**TASK REQUIREMENTS**
Copy each line where the word "this" occurs.

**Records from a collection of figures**
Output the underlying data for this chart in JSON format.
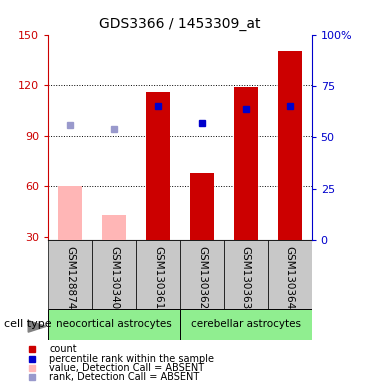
{
  "title": "GDS3366 / 1453309_at",
  "samples": [
    "GSM128874",
    "GSM130340",
    "GSM130361",
    "GSM130362",
    "GSM130363",
    "GSM130364"
  ],
  "count_values": [
    null,
    null,
    116,
    68,
    119,
    140
  ],
  "count_absent": [
    60,
    43,
    null,
    null,
    null,
    null
  ],
  "percentile_values": [
    null,
    null,
    65,
    57,
    64,
    65
  ],
  "percentile_absent": [
    56,
    54,
    null,
    null,
    null,
    null
  ],
  "cell_types": [
    {
      "label": "neocortical astrocytes",
      "start": 0,
      "end": 3,
      "color": "#90ee90"
    },
    {
      "label": "cerebellar astrocytes",
      "start": 3,
      "end": 6,
      "color": "#90ee90"
    }
  ],
  "ylim_left": [
    28,
    150
  ],
  "ylim_right": [
    0,
    100
  ],
  "yticks_left": [
    30,
    60,
    90,
    120,
    150
  ],
  "yticks_right": [
    0,
    25,
    50,
    75,
    100
  ],
  "red_color": "#cc0000",
  "pink_color": "#ffb6b6",
  "blue_color": "#0000cc",
  "light_blue_color": "#9999cc",
  "bg_color": "#c8c8c8",
  "left_axis_color": "#cc0000",
  "right_axis_color": "#0000cc",
  "grid_lines": [
    60,
    90,
    120
  ],
  "bar_width": 0.55
}
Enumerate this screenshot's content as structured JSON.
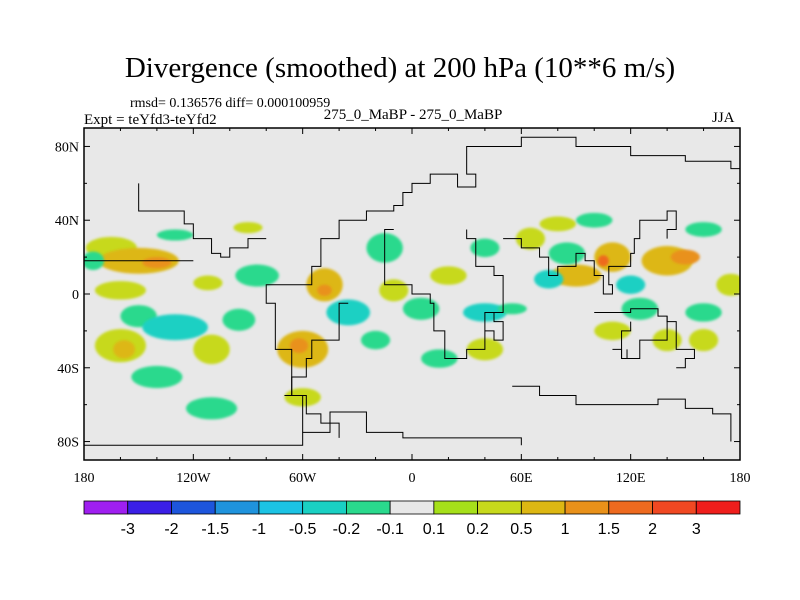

**WRITTEN SOLUTION**
Output the underlying data for this chart in JSON format.
Enumerate this screenshot's content as structured JSON.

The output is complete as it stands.